** GIVEN INSTRUCTION **
Repeat each record exactly as written, and drop any images.

** STORED DATA **
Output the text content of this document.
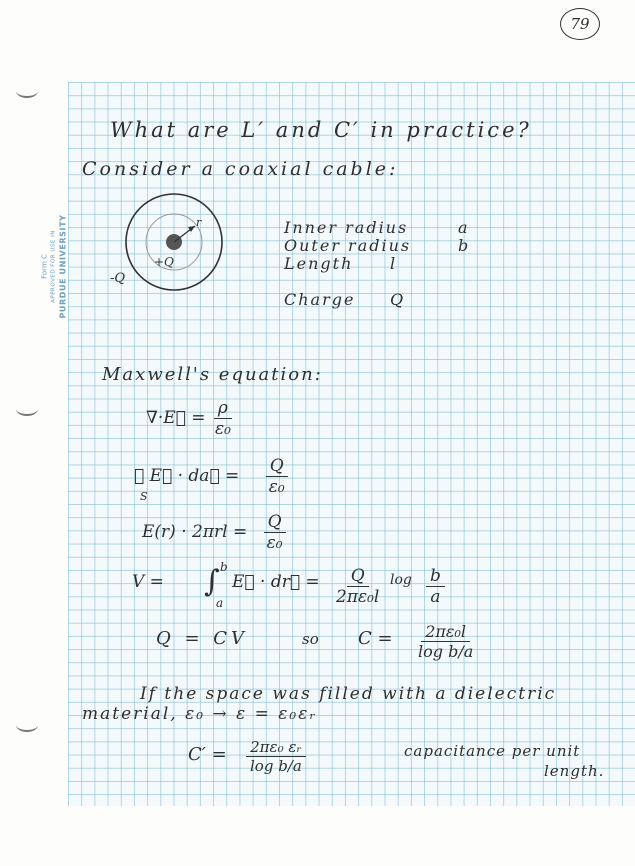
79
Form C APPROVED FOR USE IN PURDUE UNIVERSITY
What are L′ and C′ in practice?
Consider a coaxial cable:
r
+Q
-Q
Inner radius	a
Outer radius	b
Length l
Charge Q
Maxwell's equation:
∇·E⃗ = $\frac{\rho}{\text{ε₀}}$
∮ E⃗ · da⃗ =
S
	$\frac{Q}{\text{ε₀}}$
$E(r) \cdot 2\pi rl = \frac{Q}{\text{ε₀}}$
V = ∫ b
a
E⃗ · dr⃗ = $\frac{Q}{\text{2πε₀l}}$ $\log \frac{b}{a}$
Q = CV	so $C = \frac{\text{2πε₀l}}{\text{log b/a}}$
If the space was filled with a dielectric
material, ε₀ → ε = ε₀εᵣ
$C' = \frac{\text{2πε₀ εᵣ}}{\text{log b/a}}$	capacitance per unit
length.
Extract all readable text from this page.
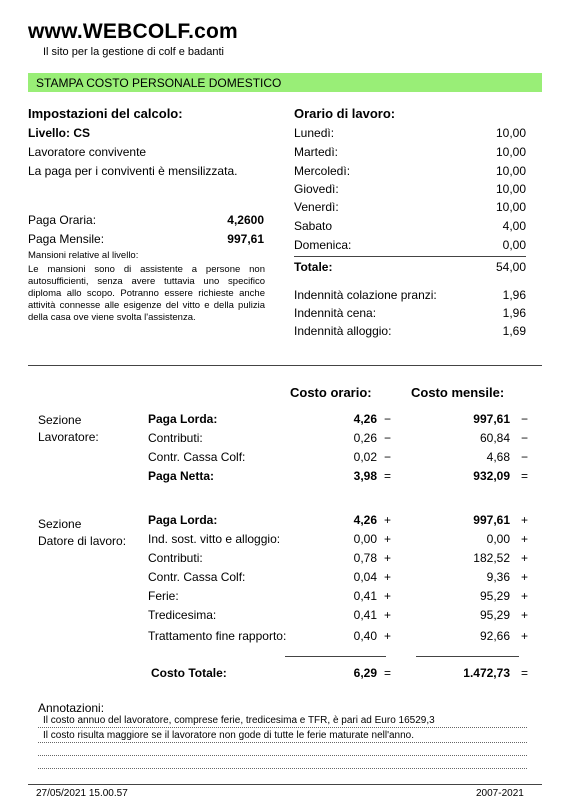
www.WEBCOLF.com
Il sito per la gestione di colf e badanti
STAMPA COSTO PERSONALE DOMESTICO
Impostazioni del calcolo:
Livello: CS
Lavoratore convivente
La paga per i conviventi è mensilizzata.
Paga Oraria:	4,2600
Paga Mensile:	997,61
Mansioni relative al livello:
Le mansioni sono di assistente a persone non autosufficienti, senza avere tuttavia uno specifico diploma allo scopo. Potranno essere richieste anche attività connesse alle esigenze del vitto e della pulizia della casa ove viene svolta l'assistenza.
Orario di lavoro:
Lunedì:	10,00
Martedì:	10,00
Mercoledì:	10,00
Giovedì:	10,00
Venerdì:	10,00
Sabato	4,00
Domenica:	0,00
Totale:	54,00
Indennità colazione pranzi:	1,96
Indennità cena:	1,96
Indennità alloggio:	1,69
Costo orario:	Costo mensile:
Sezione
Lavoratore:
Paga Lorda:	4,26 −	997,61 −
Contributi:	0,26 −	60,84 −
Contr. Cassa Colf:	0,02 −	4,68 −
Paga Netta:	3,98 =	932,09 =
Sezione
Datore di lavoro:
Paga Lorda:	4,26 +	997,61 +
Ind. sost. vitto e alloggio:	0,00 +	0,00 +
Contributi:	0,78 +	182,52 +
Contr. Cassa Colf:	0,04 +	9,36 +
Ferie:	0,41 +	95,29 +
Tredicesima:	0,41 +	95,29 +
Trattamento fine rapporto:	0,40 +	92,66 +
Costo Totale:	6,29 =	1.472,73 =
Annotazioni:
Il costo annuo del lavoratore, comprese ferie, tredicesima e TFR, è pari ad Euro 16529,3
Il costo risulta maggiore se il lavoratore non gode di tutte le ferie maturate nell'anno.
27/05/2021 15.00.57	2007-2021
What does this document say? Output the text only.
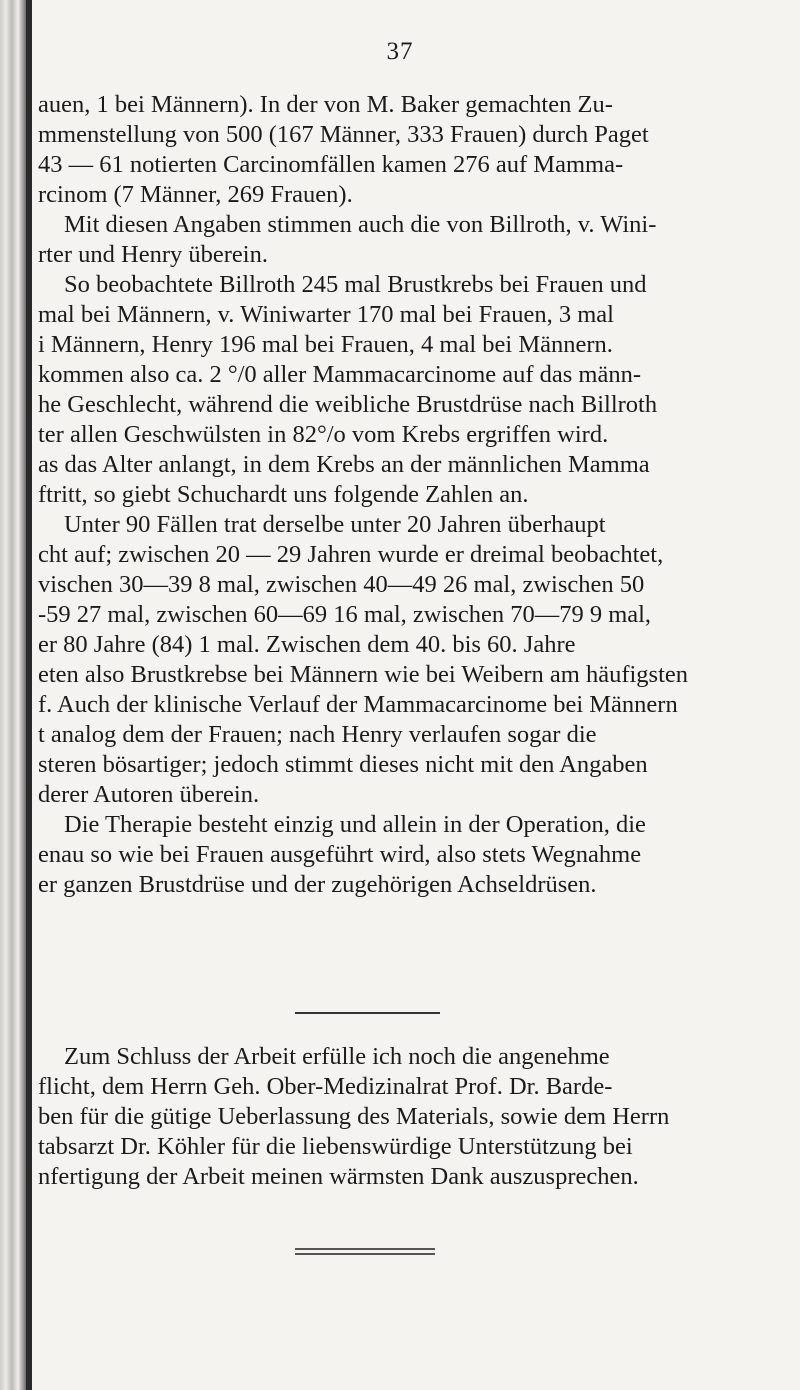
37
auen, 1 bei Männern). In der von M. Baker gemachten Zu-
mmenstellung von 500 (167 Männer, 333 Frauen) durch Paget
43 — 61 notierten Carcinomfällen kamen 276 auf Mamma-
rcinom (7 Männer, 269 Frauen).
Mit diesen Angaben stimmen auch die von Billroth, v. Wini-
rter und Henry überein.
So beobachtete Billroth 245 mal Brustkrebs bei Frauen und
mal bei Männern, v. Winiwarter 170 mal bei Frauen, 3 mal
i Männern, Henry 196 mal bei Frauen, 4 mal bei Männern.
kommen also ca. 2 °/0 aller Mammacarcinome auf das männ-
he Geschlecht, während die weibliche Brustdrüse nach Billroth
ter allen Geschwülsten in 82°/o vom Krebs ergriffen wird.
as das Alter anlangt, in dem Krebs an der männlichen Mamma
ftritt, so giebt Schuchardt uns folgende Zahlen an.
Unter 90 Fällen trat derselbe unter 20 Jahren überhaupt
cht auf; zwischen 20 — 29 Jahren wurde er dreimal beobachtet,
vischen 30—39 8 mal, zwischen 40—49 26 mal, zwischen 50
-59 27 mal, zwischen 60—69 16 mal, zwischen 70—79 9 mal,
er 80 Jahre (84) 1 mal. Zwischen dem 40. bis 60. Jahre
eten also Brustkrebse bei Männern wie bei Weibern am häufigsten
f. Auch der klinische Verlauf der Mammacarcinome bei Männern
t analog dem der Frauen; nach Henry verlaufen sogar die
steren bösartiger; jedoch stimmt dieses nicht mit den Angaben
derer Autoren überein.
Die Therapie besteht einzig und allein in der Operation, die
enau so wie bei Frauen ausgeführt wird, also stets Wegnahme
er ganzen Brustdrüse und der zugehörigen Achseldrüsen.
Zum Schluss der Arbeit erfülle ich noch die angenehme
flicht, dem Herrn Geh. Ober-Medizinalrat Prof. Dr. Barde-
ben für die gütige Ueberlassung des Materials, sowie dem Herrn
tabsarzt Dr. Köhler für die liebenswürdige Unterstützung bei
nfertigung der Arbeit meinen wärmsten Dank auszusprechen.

** WORKED SOLUTION **
Output the text content of this document.
79
Form C APPROVED FOR USE IN PURDUE UNIVERSITY
What are L′ and C′ in practice?
Consider a coaxial cable:
r
+Q
-Q
Inner radius	a
Outer radius	b
Length l
Charge Q
Maxwell's equation:
∇·E⃗ = $\frac{\rho}{\text{ε₀}}$
∮ E⃗ · da⃗ =
S
	$\frac{Q}{\text{ε₀}}$
$E(r) \cdot 2\pi rl = \frac{Q}{\text{ε₀}}$
V = ∫ b
a
E⃗ · dr⃗ = $\frac{Q}{\text{2πε₀l}}$ $\log \frac{b}{a}$
Q = CV	so $C = \frac{\text{2πε₀l}}{\text{log b/a}}$
If the space was filled with a dielectric
material, ε₀ → ε = ε₀εᵣ
$C' = \frac{\text{2πε₀ εᵣ}}{\text{log b/a}}$	capacitance per unit
length.
Extract all readable text from this page.
www.WEBCOLF.com
Il sito per la gestione di colf e badanti
STAMPA COSTO PERSONALE DOMESTICO
Impostazioni del calcolo:
Livello: CS
Lavoratore convivente
La paga per i conviventi è mensilizzata.
Paga Oraria:	4,2600
Paga Mensile:	997,61
Mansioni relative al livello:
Le mansioni sono di assistente a persone non autosufficienti, senza avere tuttavia uno specifico diploma allo scopo. Potranno essere richieste anche attività connesse alle esigenze del vitto e della pulizia della casa ove viene svolta l'assistenza.
Orario di lavoro:
Lunedì:	10,00
Martedì:	10,00
Mercoledì:	10,00
Giovedì:	10,00
Venerdì:	10,00
Sabato	4,00
Domenica:	0,00
Totale:	54,00
Indennità colazione pranzi:	1,96
Indennità cena:	1,96
Indennità alloggio:	1,69
Costo orario:	Costo mensile:
Sezione
Lavoratore:
Paga Lorda:	4,26 −	997,61 −
Contributi:	0,26 −	60,84 −
Contr. Cassa Colf:	0,02 −	4,68 −
Paga Netta:	3,98 =	932,09 =
Sezione
Datore di lavoro:
Paga Lorda:	4,26 +	997,61 +
Ind. sost. vitto e alloggio:	0,00 +	0,00 +
Contributi:	0,78 +	182,52 +
Contr. Cassa Colf:	0,04 +	9,36 +
Ferie:	0,41 +	95,29 +
Tredicesima:	0,41 +	95,29 +
Trattamento fine rapporto:	0,40 +	92,66 +
Costo Totale:	6,29 =	1.472,73 =
Annotazioni:
Il costo annuo del lavoratore, comprese ferie, tredicesima e TFR, è pari ad Euro 16529,3
Il costo risulta maggiore se il lavoratore non gode di tutte le ferie maturate nell'anno.
27/05/2021 15.00.57	2007-2021
What does this document say? Output the text only.
37
auen, 1 bei Männern). In der von M. Baker gemachten Zu-
mmenstellung von 500 (167 Männer, 333 Frauen) durch Paget
43 — 61 notierten Carcinomfällen kamen 276 auf Mamma-
rcinom (7 Männer, 269 Frauen).
Mit diesen Angaben stimmen auch die von Billroth, v. Wini-
rter und Henry überein.
So beobachtete Billroth 245 mal Brustkrebs bei Frauen und
mal bei Männern, v. Winiwarter 170 mal bei Frauen, 3 mal
i Männern, Henry 196 mal bei Frauen, 4 mal bei Männern.
kommen also ca. 2 °/0 aller Mammacarcinome auf das männ-
he Geschlecht, während die weibliche Brustdrüse nach Billroth
ter allen Geschwülsten in 82°/o vom Krebs ergriffen wird.
as das Alter anlangt, in dem Krebs an der männlichen Mamma
ftritt, so giebt Schuchardt uns folgende Zahlen an.
Unter 90 Fällen trat derselbe unter 20 Jahren überhaupt
cht auf; zwischen 20 — 29 Jahren wurde er dreimal beobachtet,
vischen 30—39 8 mal, zwischen 40—49 26 mal, zwischen 50
-59 27 mal, zwischen 60—69 16 mal, zwischen 70—79 9 mal,
er 80 Jahre (84) 1 mal. Zwischen dem 40. bis 60. Jahre
eten also Brustkrebse bei Männern wie bei Weibern am häufigsten
f. Auch der klinische Verlauf der Mammacarcinome bei Männern
t analog dem der Frauen; nach Henry verlaufen sogar die
steren bösartiger; jedoch stimmt dieses nicht mit den Angaben
derer Autoren überein.
Die Therapie besteht einzig und allein in der Operation, die
enau so wie bei Frauen ausgeführt wird, also stets Wegnahme
er ganzen Brustdrüse und der zugehörigen Achseldrüsen.
Zum Schluss der Arbeit erfülle ich noch die angenehme
flicht, dem Herrn Geh. Ober-Medizinalrat Prof. Dr. Barde-
ben für die gütige Ueberlassung des Materials, sowie dem Herrn
tabsarzt Dr. Köhler für die liebenswürdige Unterstützung bei
nfertigung der Arbeit meinen wärmsten Dank auszusprechen.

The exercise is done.